[BEGIN]

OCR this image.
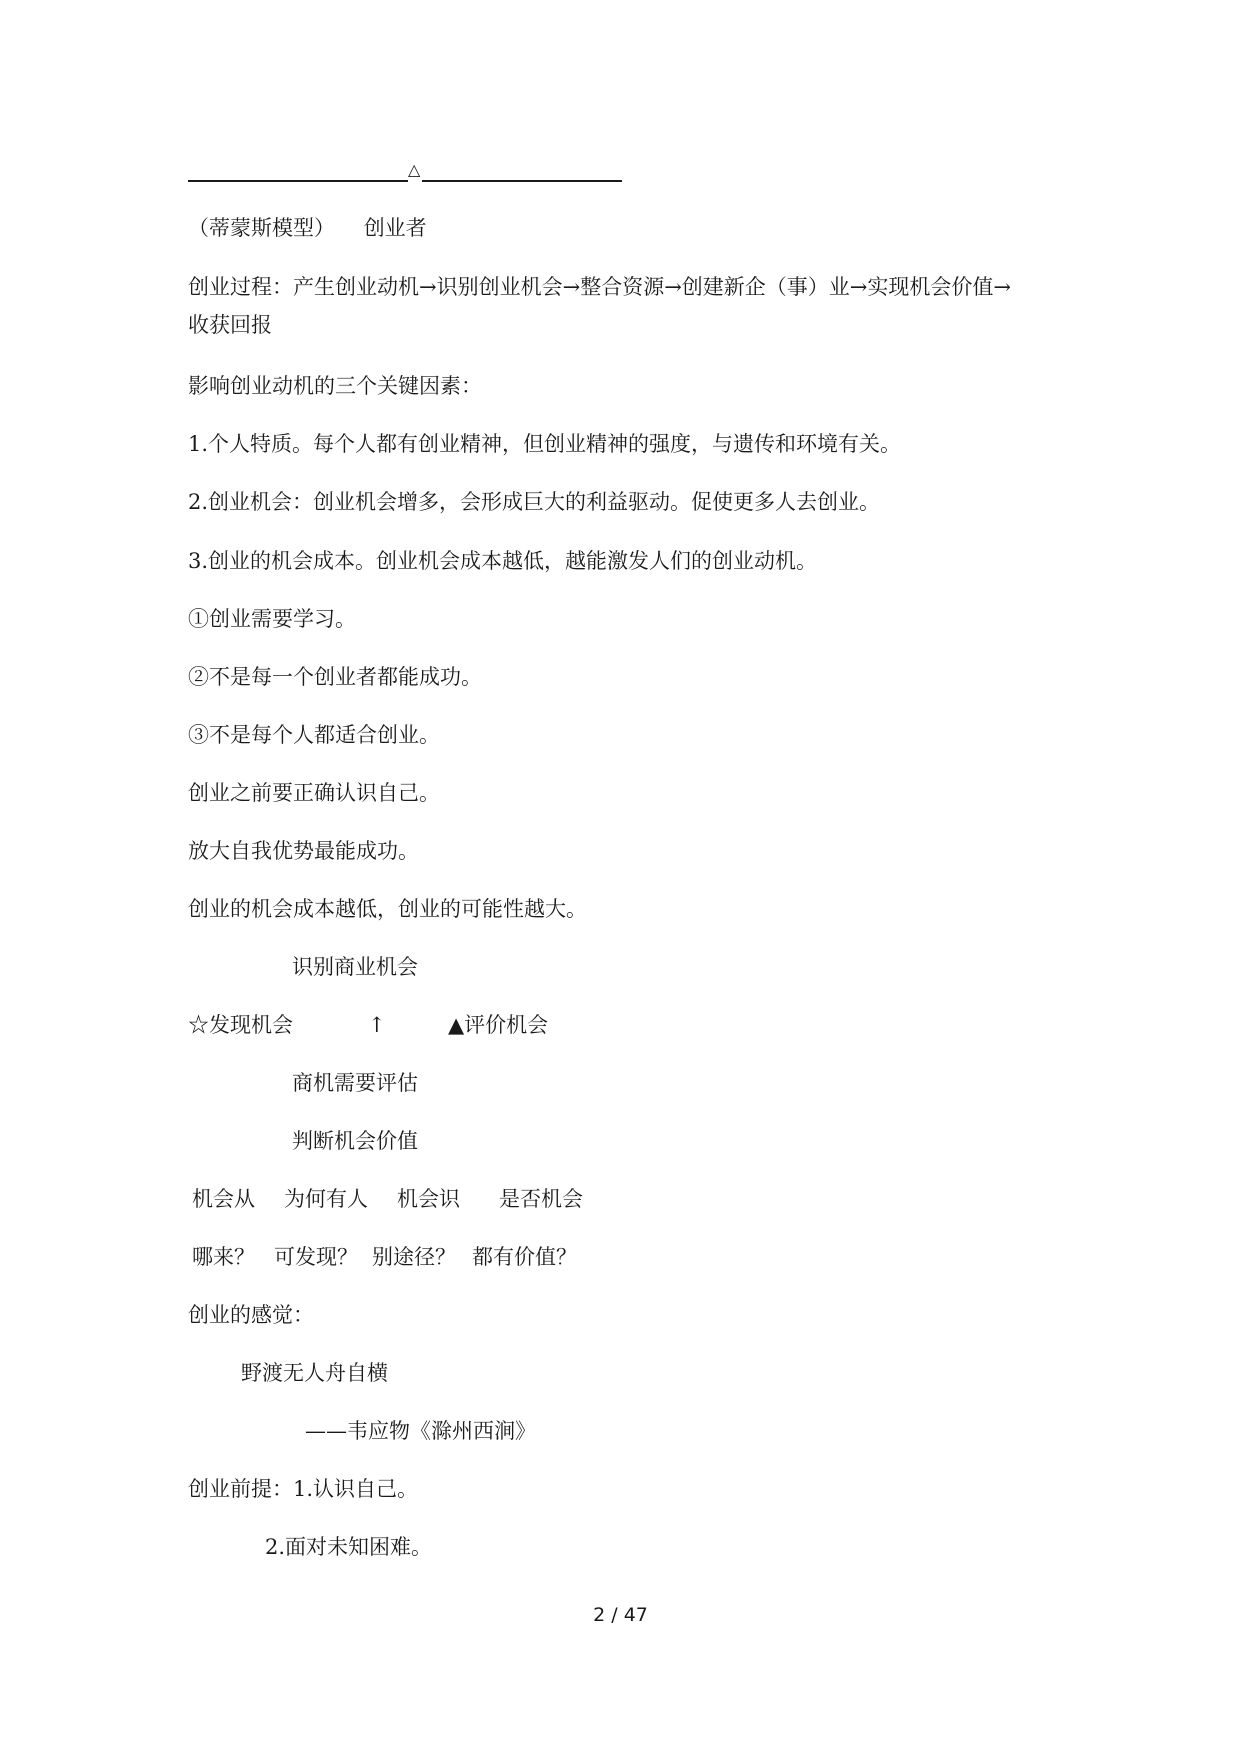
△
（蒂蒙斯模型） 创业者
创业过程：产生创业动机→识别创业机会→整合资源→创建新企（事）业→实现机会价值→
收获回报
影响创业动机的三个关键因素：
1.个人特质。每个人都有创业精神，但创业精神的强度，与遗传和环境有关。
2.创业机会：创业机会增多，会形成巨大的利益驱动。促使更多人去创业。
3.创业的机会成本。创业机会成本越低，越能激发人们的创业动机。
①创业需要学习。
②不是每一个创业者都能成功。
③不是每个人都适合创业。
创业之前要正确认识自己。
放大自我优势最能成功。
创业的机会成本越低，创业的可能性越大。
识别商业机会
☆发现机会	↑	▲评价机会
商机需要评估
判断机会价值
机会从 为何有人 机会识 是否机会
哪来？ 可发现？ 别途径？ 都有价值？
创业的感觉：
野渡无人舟自横
——韦应物《滁州西涧》
创业前提：1.认识自己。
2.面对未知困难。
2 / 47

[END]

--- Instructions for the task ---
Omit the pictures. Transcribe every record exactly.

--- Written reply ---
OCR this image.
△
（蒂蒙斯模型） 创业者
创业过程：产生创业动机→识别创业机会→整合资源→创建新企（事）业→实现机会价值→
收获回报
影响创业动机的三个关键因素：
1.个人特质。每个人都有创业精神，但创业精神的强度，与遗传和环境有关。
2.创业机会：创业机会增多，会形成巨大的利益驱动。促使更多人去创业。
3.创业的机会成本。创业机会成本越低，越能激发人们的创业动机。
①创业需要学习。
②不是每一个创业者都能成功。
③不是每个人都适合创业。
创业之前要正确认识自己。
放大自我优势最能成功。
创业的机会成本越低，创业的可能性越大。
识别商业机会
☆发现机会	↑	▲评价机会
商机需要评估
判断机会价值
机会从 为何有人 机会识 是否机会
哪来？ 可发现？ 别途径？ 都有价值？
创业的感觉：
野渡无人舟自横
——韦应物《滁州西涧》
创业前提：1.认识自己。
2.面对未知困难。
2 / 47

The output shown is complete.